* Start *

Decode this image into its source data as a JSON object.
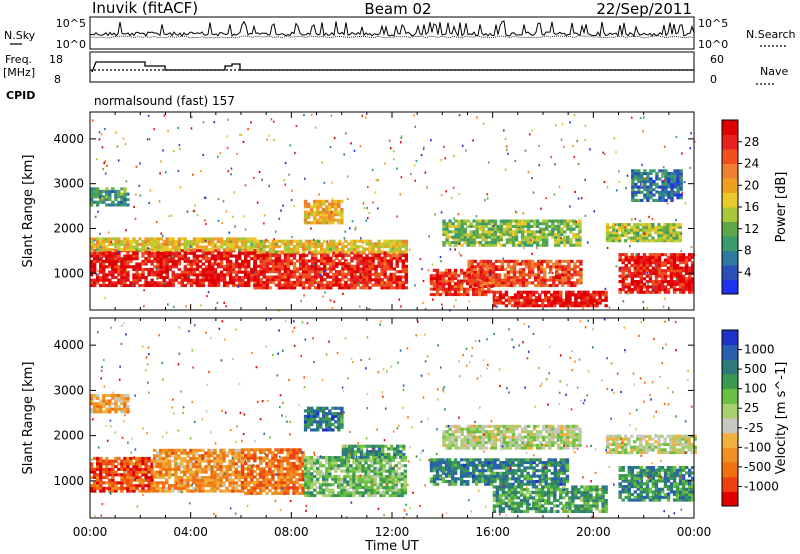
{
  "header": {
    "station": "Inuvik (fitACF)",
    "beam": "Beam 02",
    "date": "22/Sep/2011"
  },
  "noise_panel": {
    "left_label": "N.Sky",
    "right_label": "N.Search",
    "left_ticks": [
      "10^5",
      "10^0"
    ],
    "right_ticks": [
      "10^5",
      "10^0"
    ]
  },
  "freq_panel": {
    "left_label_line1": "Freq.",
    "left_label_line2": "[MHz]",
    "left_ticks": [
      "18",
      "8"
    ],
    "right_label": "Nave",
    "right_ticks": [
      "60",
      "0"
    ]
  },
  "cpid": {
    "label": "CPID",
    "value": "normalsound (fast) 157"
  },
  "x_axis": {
    "label": "Time UT",
    "ticks": [
      "00:00",
      "04:00",
      "08:00",
      "12:00",
      "16:00",
      "20:00",
      "00:00"
    ]
  },
  "chart_data": [
    {
      "type": "heatmap",
      "title": "Power",
      "ylabel": "Slant Range [km]",
      "xlabel": "Time UT",
      "ylim": [
        180,
        4600
      ],
      "yticks": [
        "1000",
        "2000",
        "3000",
        "4000"
      ],
      "colorbar": {
        "label": "Power [dB]",
        "ticks": [
          "4",
          "8",
          "12",
          "16",
          "20",
          "24",
          "28"
        ],
        "colors": [
          "#1e32f0",
          "#2a4fb8",
          "#2f7a9e",
          "#3b9b6a",
          "#5fa84a",
          "#a8c83a",
          "#e8c82a",
          "#f0a020",
          "#f08030",
          "#f05020",
          "#e82020",
          "#e00000"
        ]
      },
      "regions": [
        {
          "t": [
            0.0,
            6.5
          ],
          "r": [
            700,
            1500
          ],
          "level": 0.92
        },
        {
          "t": [
            0.0,
            6.5
          ],
          "r": [
            1500,
            1800
          ],
          "level": 0.55
        },
        {
          "t": [
            6.5,
            12.5
          ],
          "r": [
            650,
            1450
          ],
          "level": 0.88
        },
        {
          "t": [
            6.5,
            12.5
          ],
          "r": [
            1450,
            1750
          ],
          "level": 0.55
        },
        {
          "t": [
            13.5,
            16.0
          ],
          "r": [
            500,
            1100
          ],
          "level": 0.85
        },
        {
          "t": [
            15.0,
            19.5
          ],
          "r": [
            700,
            1300
          ],
          "level": 0.8
        },
        {
          "t": [
            16.0,
            20.5
          ],
          "r": [
            250,
            600
          ],
          "level": 0.92
        },
        {
          "t": [
            14.0,
            19.5
          ],
          "r": [
            1600,
            2200
          ],
          "level": 0.42
        },
        {
          "t": [
            21.0,
            24.0
          ],
          "r": [
            550,
            1400
          ],
          "level": 0.9
        },
        {
          "t": [
            20.5,
            23.5
          ],
          "r": [
            1700,
            2100
          ],
          "level": 0.45
        },
        {
          "t": [
            0.0,
            1.5
          ],
          "r": [
            2500,
            2900
          ],
          "level": 0.3
        },
        {
          "t": [
            8.5,
            10.0
          ],
          "r": [
            2100,
            2600
          ],
          "level": 0.6
        },
        {
          "t": [
            21.5,
            23.5
          ],
          "r": [
            2600,
            3300
          ],
          "level": 0.2
        }
      ]
    },
    {
      "type": "heatmap",
      "title": "Velocity",
      "ylabel": "Slant Range [km]",
      "xlabel": "Time UT",
      "ylim": [
        180,
        4600
      ],
      "yticks": [
        "1000",
        "2000",
        "3000",
        "4000"
      ],
      "colorbar": {
        "label": "Velocity [m s^-1]",
        "ticks": [
          "1000",
          "500",
          "100",
          "25",
          "-25",
          "-100",
          "-500",
          "-1000"
        ],
        "colors": [
          "#1e32c8",
          "#2a5fb0",
          "#2e7a7a",
          "#3a9a50",
          "#6cc040",
          "#a8d070",
          "#c8c8c0",
          "#f0b040",
          "#f09020",
          "#f07010",
          "#f04010",
          "#e00000"
        ]
      },
      "regions": [
        {
          "t": [
            0.0,
            2.5
          ],
          "r": [
            750,
            1500
          ],
          "level": 0.15
        },
        {
          "t": [
            2.5,
            6.0
          ],
          "r": [
            750,
            1700
          ],
          "level": 0.3
        },
        {
          "t": [
            6.0,
            8.5
          ],
          "r": [
            700,
            1700
          ],
          "level": 0.22
        },
        {
          "t": [
            8.5,
            12.5
          ],
          "r": [
            650,
            1500
          ],
          "level": 0.62
        },
        {
          "t": [
            10.0,
            12.5
          ],
          "r": [
            1500,
            1800
          ],
          "level": 0.72
        },
        {
          "t": [
            13.5,
            19.0
          ],
          "r": [
            900,
            1500
          ],
          "level": 0.78
        },
        {
          "t": [
            16.0,
            20.5
          ],
          "r": [
            300,
            900
          ],
          "level": 0.7
        },
        {
          "t": [
            14.0,
            19.5
          ],
          "r": [
            1700,
            2200
          ],
          "level": 0.52
        },
        {
          "t": [
            21.0,
            24.0
          ],
          "r": [
            550,
            1300
          ],
          "level": 0.75
        },
        {
          "t": [
            20.5,
            24.0
          ],
          "r": [
            1600,
            2000
          ],
          "level": 0.5
        },
        {
          "t": [
            8.5,
            10.0
          ],
          "r": [
            2100,
            2600
          ],
          "level": 0.8
        },
        {
          "t": [
            0.0,
            1.5
          ],
          "r": [
            2500,
            2900
          ],
          "level": 0.35
        }
      ]
    }
  ]
}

* End *

- [WRITTEN REQUEST]:
From the listing, extract all text exactly as given and drop any picture.

- [RESPONSE TO THE TASK]:
Decode this image into its source data as a JSON object.
{
  "header": {
    "station": "Inuvik (fitACF)",
    "beam": "Beam 02",
    "date": "22/Sep/2011"
  },
  "noise_panel": {
    "left_label": "N.Sky",
    "right_label": "N.Search",
    "left_ticks": [
      "10^5",
      "10^0"
    ],
    "right_ticks": [
      "10^5",
      "10^0"
    ]
  },
  "freq_panel": {
    "left_label_line1": "Freq.",
    "left_label_line2": "[MHz]",
    "left_ticks": [
      "18",
      "8"
    ],
    "right_label": "Nave",
    "right_ticks": [
      "60",
      "0"
    ]
  },
  "cpid": {
    "label": "CPID",
    "value": "normalsound (fast) 157"
  },
  "x_axis": {
    "label": "Time UT",
    "ticks": [
      "00:00",
      "04:00",
      "08:00",
      "12:00",
      "16:00",
      "20:00",
      "00:00"
    ]
  },
  "chart_data": [
    {
      "type": "heatmap",
      "title": "Power",
      "ylabel": "Slant Range [km]",
      "xlabel": "Time UT",
      "ylim": [
        180,
        4600
      ],
      "yticks": [
        "1000",
        "2000",
        "3000",
        "4000"
      ],
      "colorbar": {
        "label": "Power [dB]",
        "ticks": [
          "4",
          "8",
          "12",
          "16",
          "20",
          "24",
          "28"
        ],
        "colors": [
          "#1e32f0",
          "#2a4fb8",
          "#2f7a9e",
          "#3b9b6a",
          "#5fa84a",
          "#a8c83a",
          "#e8c82a",
          "#f0a020",
          "#f08030",
          "#f05020",
          "#e82020",
          "#e00000"
        ]
      },
      "regions": [
        {
          "t": [
            0.0,
            6.5
          ],
          "r": [
            700,
            1500
          ],
          "level": 0.92
        },
        {
          "t": [
            0.0,
            6.5
          ],
          "r": [
            1500,
            1800
          ],
          "level": 0.55
        },
        {
          "t": [
            6.5,
            12.5
          ],
          "r": [
            650,
            1450
          ],
          "level": 0.88
        },
        {
          "t": [
            6.5,
            12.5
          ],
          "r": [
            1450,
            1750
          ],
          "level": 0.55
        },
        {
          "t": [
            13.5,
            16.0
          ],
          "r": [
            500,
            1100
          ],
          "level": 0.85
        },
        {
          "t": [
            15.0,
            19.5
          ],
          "r": [
            700,
            1300
          ],
          "level": 0.8
        },
        {
          "t": [
            16.0,
            20.5
          ],
          "r": [
            250,
            600
          ],
          "level": 0.92
        },
        {
          "t": [
            14.0,
            19.5
          ],
          "r": [
            1600,
            2200
          ],
          "level": 0.42
        },
        {
          "t": [
            21.0,
            24.0
          ],
          "r": [
            550,
            1400
          ],
          "level": 0.9
        },
        {
          "t": [
            20.5,
            23.5
          ],
          "r": [
            1700,
            2100
          ],
          "level": 0.45
        },
        {
          "t": [
            0.0,
            1.5
          ],
          "r": [
            2500,
            2900
          ],
          "level": 0.3
        },
        {
          "t": [
            8.5,
            10.0
          ],
          "r": [
            2100,
            2600
          ],
          "level": 0.6
        },
        {
          "t": [
            21.5,
            23.5
          ],
          "r": [
            2600,
            3300
          ],
          "level": 0.2
        }
      ]
    },
    {
      "type": "heatmap",
      "title": "Velocity",
      "ylabel": "Slant Range [km]",
      "xlabel": "Time UT",
      "ylim": [
        180,
        4600
      ],
      "yticks": [
        "1000",
        "2000",
        "3000",
        "4000"
      ],
      "colorbar": {
        "label": "Velocity [m s^-1]",
        "ticks": [
          "1000",
          "500",
          "100",
          "25",
          "-25",
          "-100",
          "-500",
          "-1000"
        ],
        "colors": [
          "#1e32c8",
          "#2a5fb0",
          "#2e7a7a",
          "#3a9a50",
          "#6cc040",
          "#a8d070",
          "#c8c8c0",
          "#f0b040",
          "#f09020",
          "#f07010",
          "#f04010",
          "#e00000"
        ]
      },
      "regions": [
        {
          "t": [
            0.0,
            2.5
          ],
          "r": [
            750,
            1500
          ],
          "level": 0.15
        },
        {
          "t": [
            2.5,
            6.0
          ],
          "r": [
            750,
            1700
          ],
          "level": 0.3
        },
        {
          "t": [
            6.0,
            8.5
          ],
          "r": [
            700,
            1700
          ],
          "level": 0.22
        },
        {
          "t": [
            8.5,
            12.5
          ],
          "r": [
            650,
            1500
          ],
          "level": 0.62
        },
        {
          "t": [
            10.0,
            12.5
          ],
          "r": [
            1500,
            1800
          ],
          "level": 0.72
        },
        {
          "t": [
            13.5,
            19.0
          ],
          "r": [
            900,
            1500
          ],
          "level": 0.78
        },
        {
          "t": [
            16.0,
            20.5
          ],
          "r": [
            300,
            900
          ],
          "level": 0.7
        },
        {
          "t": [
            14.0,
            19.5
          ],
          "r": [
            1700,
            2200
          ],
          "level": 0.52
        },
        {
          "t": [
            21.0,
            24.0
          ],
          "r": [
            550,
            1300
          ],
          "level": 0.75
        },
        {
          "t": [
            20.5,
            24.0
          ],
          "r": [
            1600,
            2000
          ],
          "level": 0.5
        },
        {
          "t": [
            8.5,
            10.0
          ],
          "r": [
            2100,
            2600
          ],
          "level": 0.8
        },
        {
          "t": [
            0.0,
            1.5
          ],
          "r": [
            2500,
            2900
          ],
          "level": 0.35
        }
      ]
    }
  ]
}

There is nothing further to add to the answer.